[Directions for this task] Echo the records line for line, from the first line of the records through the line containing "Extract all elements", and leave the pictures out of your reply.

[Given entries]
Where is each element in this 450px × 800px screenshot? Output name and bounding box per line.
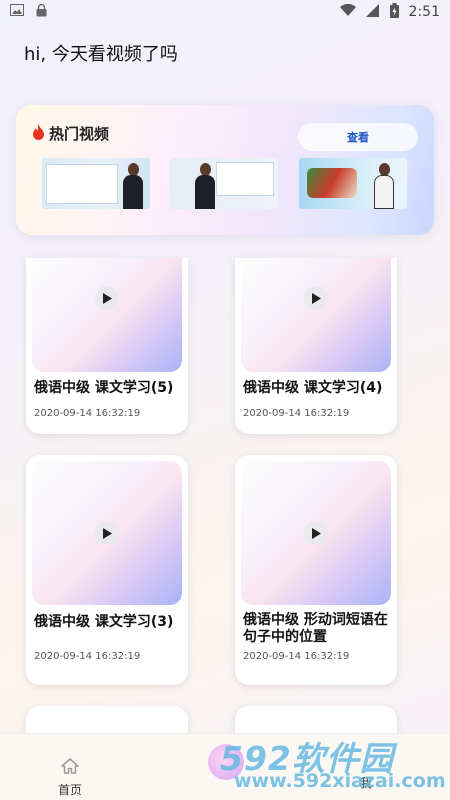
fire-icon [32, 123, 45, 144]
hot-videos-title: 热门视频 [49, 125, 110, 143]
nav-home-label: 首页 [57, 783, 82, 797]
image-icon [10, 4, 24, 20]
hot-videos-card: 热门视频 查看 [16, 105, 434, 235]
video-title: 俄语中级 形动词短语在句子中的位置 [243, 612, 388, 645]
video-cover [32, 258, 182, 372]
play-icon[interactable] [304, 521, 328, 545]
video-date: 2020-09-14 16:32:19 [243, 408, 350, 419]
play-icon[interactable] [95, 286, 119, 310]
video-card[interactable]: 俄语中级 课文学习(3) 2020-09-14 16:32:19 [26, 455, 188, 685]
lock-icon [36, 3, 47, 21]
hot-videos-header: 热门视频 [32, 123, 109, 144]
video-date: 2020-09-14 16:32:19 [243, 651, 350, 662]
video-card[interactable]: 俄语中级 形动词短语在句子中的位置 2020-09-14 16:32:19 [235, 455, 397, 685]
video-cover [241, 258, 391, 372]
battery-icon [389, 2, 399, 22]
play-icon[interactable] [95, 521, 119, 545]
video-title: 俄语中级 课文学习(4) [243, 380, 383, 396]
status-time: 2:51 [408, 4, 440, 20]
status-bar: 2:51 [0, 0, 450, 24]
video-card[interactable]: 俄语中级 课文学习(5) 2020-09-14 16:32:19 [26, 258, 188, 434]
home-icon [61, 758, 79, 778]
watermark-url: www.592xiazai.com [234, 770, 446, 792]
wifi-icon [339, 3, 356, 21]
video-date: 2020-09-14 16:32:19 [34, 651, 141, 662]
watermark: 592软件园 www.592xiazai.com [220, 730, 450, 800]
hot-video-thumbnail-3[interactable] [299, 158, 407, 209]
video-date: 2020-09-14 16:32:19 [34, 408, 141, 419]
video-title: 俄语中级 课文学习(3) [34, 614, 174, 630]
view-all-button[interactable]: 查看 [298, 123, 418, 151]
video-card[interactable]: 俄语中级 课文学习(4) 2020-09-14 16:32:19 [235, 258, 397, 434]
nav-home[interactable]: 首页 [40, 758, 100, 798]
signal-icon [365, 3, 380, 21]
play-icon[interactable] [304, 286, 328, 310]
hot-video-thumbnail-2[interactable] [170, 158, 278, 209]
video-title: 俄语中级 课文学习(5) [34, 380, 174, 396]
hot-video-thumbnail-1[interactable] [42, 158, 150, 209]
greeting-text: hi, 今天看视频了吗 [24, 44, 178, 65]
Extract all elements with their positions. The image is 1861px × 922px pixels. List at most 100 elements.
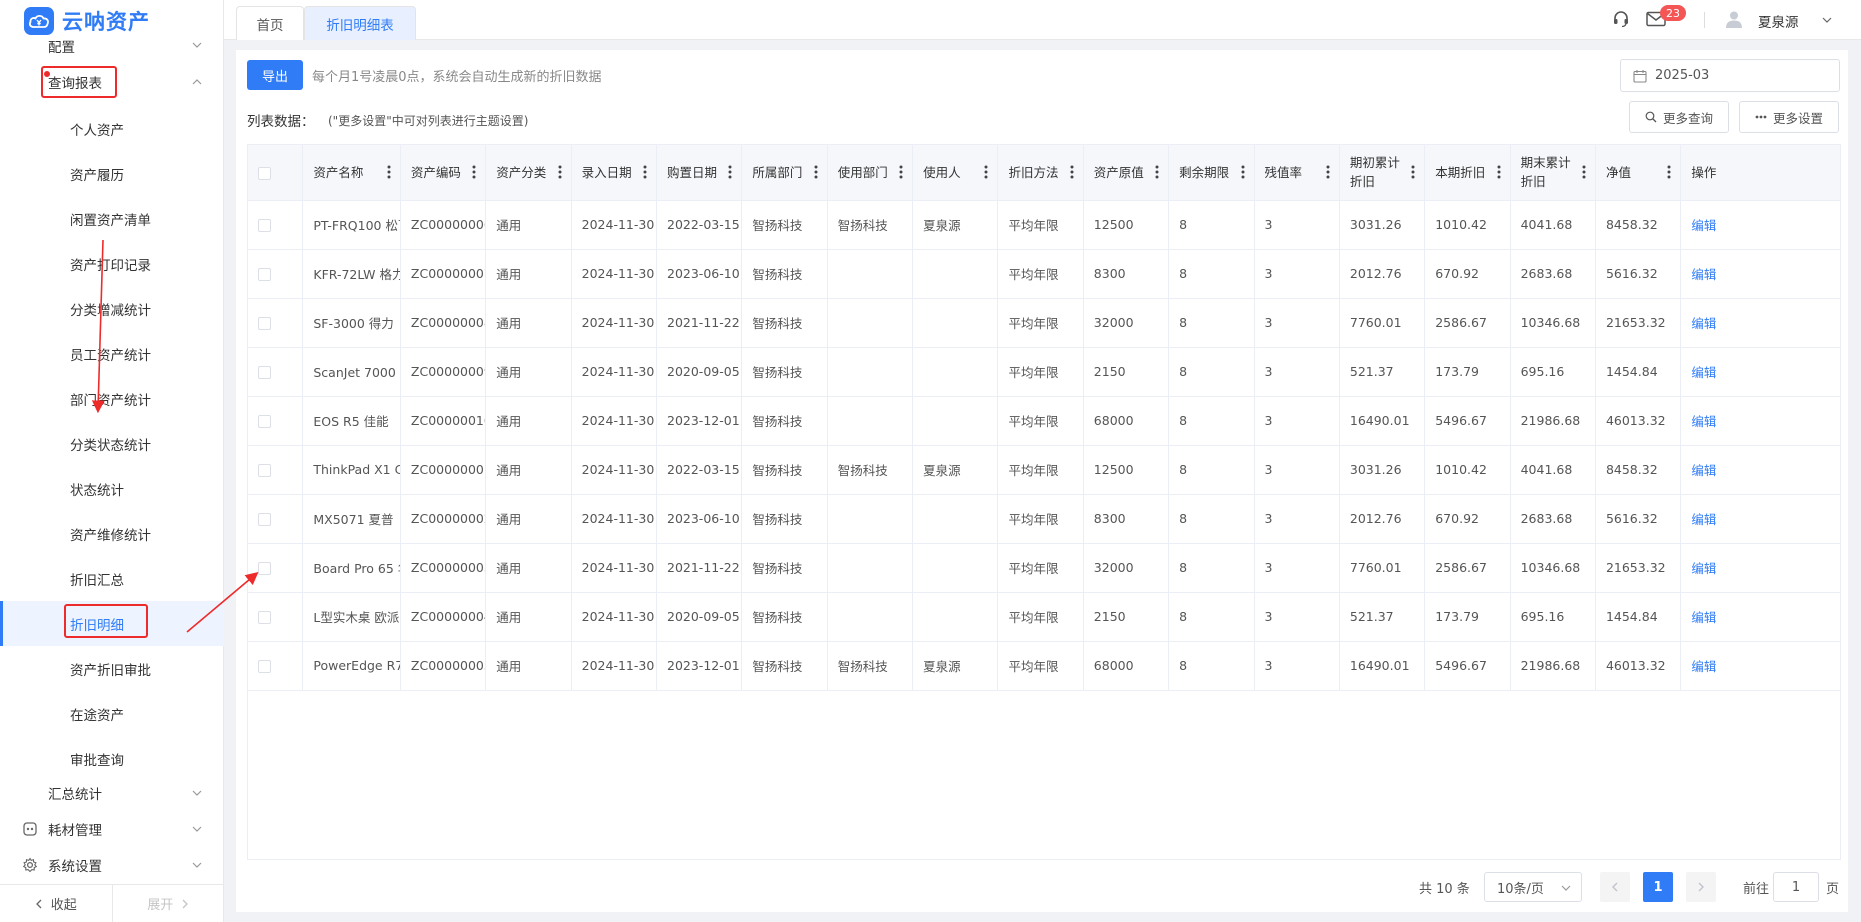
row-checkbox[interactable]: [258, 317, 271, 330]
column-header[interactable]: 本期折旧: [1424, 145, 1511, 201]
column-header[interactable]: 所属部门: [741, 145, 828, 201]
user-avatar-icon[interactable]: [1724, 9, 1744, 29]
sidebar-subitem[interactable]: 员工资产统计: [0, 331, 224, 376]
column-header[interactable]: 使用部门: [827, 145, 914, 201]
sidebar-item-summary-stats[interactable]: 汇总统计: [0, 775, 224, 811]
column-header[interactable]: 购置日期: [656, 145, 743, 201]
sidebar-subitem[interactable]: 分类增减统计: [0, 286, 224, 331]
sidebar-subitem[interactable]: 部门资产统计: [0, 376, 224, 421]
edit-link[interactable]: 编辑: [1691, 659, 1716, 674]
column-menu-icon[interactable]: [1070, 165, 1074, 179]
sidebar-subitem[interactable]: 折旧明细: [0, 601, 224, 646]
column-header[interactable]: 资产编码: [400, 145, 487, 201]
table-row[interactable]: L型实木桌 欧派 ZC00000004 通用 2024-11-30 2020-09-05…: [248, 592, 1840, 642]
select-all-checkbox[interactable]: [258, 166, 271, 180]
row-checkbox[interactable]: [258, 415, 271, 428]
more-settings-button[interactable]: 更多设置: [1739, 101, 1839, 133]
column-header[interactable]: 期初累计折旧: [1339, 145, 1426, 201]
row-checkbox[interactable]: [258, 562, 271, 575]
sidebar-item-config[interactable]: 配置: [0, 28, 224, 64]
column-header[interactable]: 期末累计折旧: [1510, 145, 1596, 201]
collapse-button[interactable]: 收起: [0, 885, 113, 922]
column-header[interactable]: 剩余期限: [1168, 145, 1255, 201]
sidebar-subitem[interactable]: 闲置资产清单: [0, 196, 224, 241]
edit-link[interactable]: 编辑: [1691, 316, 1716, 331]
column-menu-icon[interactable]: [899, 165, 903, 179]
column-header[interactable]: 资产名称: [302, 145, 401, 201]
row-checkbox[interactable]: [258, 464, 271, 477]
column-menu-icon[interactable]: [1241, 165, 1245, 179]
sidebar-subitem[interactable]: 资产维修统计: [0, 511, 224, 556]
column-header[interactable]: 折旧方法: [997, 145, 1084, 201]
sidebar-subitem[interactable]: 资产履历: [0, 151, 224, 196]
sidebar-item-consumables[interactable]: 耗材管理: [0, 811, 224, 847]
edit-link[interactable]: 编辑: [1691, 267, 1716, 282]
tab-depreciation-detail[interactable]: 折旧明细表: [304, 6, 416, 40]
edit-link[interactable]: 编辑: [1691, 463, 1716, 478]
sidebar-subitem[interactable]: 资产打印记录: [0, 241, 224, 286]
column-menu-icon[interactable]: [984, 165, 988, 179]
month-picker[interactable]: 2025-03: [1620, 59, 1840, 92]
column-menu-icon[interactable]: [643, 165, 647, 179]
column-menu-icon[interactable]: [1582, 165, 1586, 179]
row-checkbox[interactable]: [258, 219, 271, 232]
table-row[interactable]: ScanJet 7000 惠普ZC00000009通用2024-11-30202…: [248, 347, 1840, 397]
sidebar-subitem[interactable]: 折旧汇总: [0, 556, 224, 601]
column-menu-icon[interactable]: [1326, 165, 1330, 179]
sidebar-item-query-reports[interactable]: 查询报表: [0, 64, 224, 100]
sidebar-item-system-settings[interactable]: 系统设置: [0, 847, 224, 883]
next-page-button[interactable]: [1686, 872, 1716, 902]
edit-link[interactable]: 编辑: [1691, 512, 1716, 527]
edit-link[interactable]: 编辑: [1691, 414, 1716, 429]
sidebar-subitem[interactable]: 在途资产: [0, 691, 224, 736]
column-header[interactable]: 资产原值: [1083, 145, 1170, 201]
column-header[interactable]: 录入日期: [571, 145, 658, 201]
table-row[interactable]: ThinkPad X1 CarbonZC00000001通用2024-11-30…: [248, 445, 1840, 495]
column-menu-icon[interactable]: [472, 165, 476, 179]
export-button[interactable]: 导出: [247, 60, 303, 90]
edit-link[interactable]: 编辑: [1691, 561, 1716, 576]
table-row[interactable]: SF-3000 得力 ZC00000008 通用 2024-11-30 2021-11-…: [248, 298, 1840, 348]
column-menu-icon[interactable]: [1411, 165, 1415, 179]
column-menu-icon[interactable]: [814, 165, 818, 179]
table-row[interactable]: PT-FRQ100 松下ZC00000006通用2024-11-302022-0…: [248, 200, 1840, 250]
row-checkbox[interactable]: [258, 268, 271, 281]
page-size-select[interactable]: 10条/页: [1484, 872, 1582, 902]
tab-home[interactable]: 首页: [236, 6, 304, 40]
column-menu-icon[interactable]: [1155, 165, 1159, 179]
table-row[interactable]: Board Pro 65 华为ZC00000003通用2024-11-30202…: [248, 543, 1840, 593]
column-menu-icon[interactable]: [558, 165, 562, 179]
table-row[interactable]: PowerEdge R750ZC00000005通用2024-11-302023…: [248, 641, 1840, 691]
column-header[interactable]: 使用人: [912, 145, 999, 201]
table-row[interactable]: MX5071 夏普 ZC00000002 通用 2024-11-30 2023-06-1…: [248, 494, 1840, 544]
row-checkbox[interactable]: [258, 513, 271, 526]
table-row[interactable]: KFR-72LW 格力 ZC00000007 通用 2024-11-30 2023-06…: [248, 249, 1840, 299]
sidebar-subitem[interactable]: 分类状态统计: [0, 421, 224, 466]
expand-button[interactable]: 展开: [113, 885, 225, 922]
column-menu-icon[interactable]: [387, 165, 391, 179]
column-header[interactable]: 资产分类: [485, 145, 572, 201]
goto-page-input[interactable]: [1773, 872, 1819, 902]
chevron-down-icon[interactable]: [1822, 15, 1832, 25]
edit-link[interactable]: 编辑: [1691, 610, 1716, 625]
table-row[interactable]: EOS R5 佳能 ZC00000010 通用 2024-11-30 2023-12-0…: [248, 396, 1840, 446]
customer-service-icon[interactable]: [1612, 10, 1630, 28]
column-header[interactable]: 净值: [1595, 145, 1682, 201]
column-header[interactable]: 操作: [1680, 145, 1840, 201]
sidebar-subitem[interactable]: 状态统计: [0, 466, 224, 511]
edit-link[interactable]: 编辑: [1691, 218, 1716, 233]
row-checkbox[interactable]: [258, 660, 271, 673]
edit-link[interactable]: 编辑: [1691, 365, 1716, 380]
row-checkbox[interactable]: [258, 611, 271, 624]
column-menu-icon[interactable]: [1497, 165, 1501, 179]
sidebar-subitem[interactable]: 资产折旧审批: [0, 646, 224, 691]
row-checkbox[interactable]: [258, 366, 271, 379]
more-query-button[interactable]: 更多查询: [1629, 101, 1729, 133]
sidebar-subitem[interactable]: 个人资产: [0, 106, 224, 151]
column-menu-icon[interactable]: [1667, 165, 1671, 179]
column-menu-icon[interactable]: [728, 165, 732, 179]
user-name[interactable]: 夏泉源: [1758, 11, 1799, 31]
page-1-button[interactable]: 1: [1643, 872, 1673, 902]
prev-page-button[interactable]: [1600, 872, 1630, 902]
column-header[interactable]: 残值率: [1254, 145, 1340, 201]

[Output for this exercise]
Where is each element in this 450px × 800px screenshot? Output name and bounding box per line.
fire-icon [32, 123, 45, 144]
hot-videos-title: 热门视频 [49, 125, 110, 143]
nav-home-label: 首页 [57, 783, 82, 797]
image-icon [10, 4, 24, 20]
hot-videos-card: 热门视频 查看 [16, 105, 434, 235]
video-title: 俄语中级 形动词短语在句子中的位置 [243, 612, 388, 645]
video-cover [32, 258, 182, 372]
play-icon[interactable] [304, 521, 328, 545]
video-date: 2020-09-14 16:32:19 [243, 408, 350, 419]
play-icon[interactable] [95, 286, 119, 310]
video-card[interactable]: 俄语中级 课文学习(3) 2020-09-14 16:32:19 [26, 455, 188, 685]
lock-icon [36, 3, 47, 21]
hot-videos-header: 热门视频 [32, 123, 109, 144]
video-date: 2020-09-14 16:32:19 [243, 651, 350, 662]
video-card[interactable]: 俄语中级 形动词短语在句子中的位置 2020-09-14 16:32:19 [235, 455, 397, 685]
video-cover [241, 258, 391, 372]
battery-icon [389, 2, 399, 22]
play-icon[interactable] [95, 521, 119, 545]
video-title: 俄语中级 课文学习(4) [243, 380, 383, 396]
status-time: 2:51 [408, 4, 440, 20]
status-bar: 2:51 [0, 0, 450, 24]
video-card[interactable]: 俄语中级 课文学习(5) 2020-09-14 16:32:19 [26, 258, 188, 434]
home-icon [61, 758, 79, 778]
watermark-url: www.592xiazai.com [234, 770, 446, 792]
wifi-icon [339, 3, 356, 21]
video-date: 2020-09-14 16:32:19 [34, 651, 141, 662]
watermark: 592软件园 www.592xiazai.com [220, 730, 450, 800]
hot-video-thumbnail-3[interactable] [299, 158, 407, 209]
video-date: 2020-09-14 16:32:19 [34, 408, 141, 419]
video-title: 俄语中级 课文学习(3) [34, 614, 174, 630]
view-all-button[interactable]: 查看 [298, 123, 418, 151]
video-card[interactable]: 俄语中级 课文学习(4) 2020-09-14 16:32:19 [235, 258, 397, 434]
nav-home[interactable]: 首页 [40, 758, 100, 798]
signal-icon [365, 3, 380, 21]
play-icon[interactable] [304, 286, 328, 310]
hot-video-thumbnail-2[interactable] [170, 158, 278, 209]
video-title: 俄语中级 课文学习(5) [34, 380, 174, 396]
hot-video-thumbnail-1[interactable] [42, 158, 150, 209]
greeting-text: hi, 今天看视频了吗 [24, 44, 178, 65]
Extract all elements with their positions. The image is 1861px × 922px pixels. List at most 100 elements.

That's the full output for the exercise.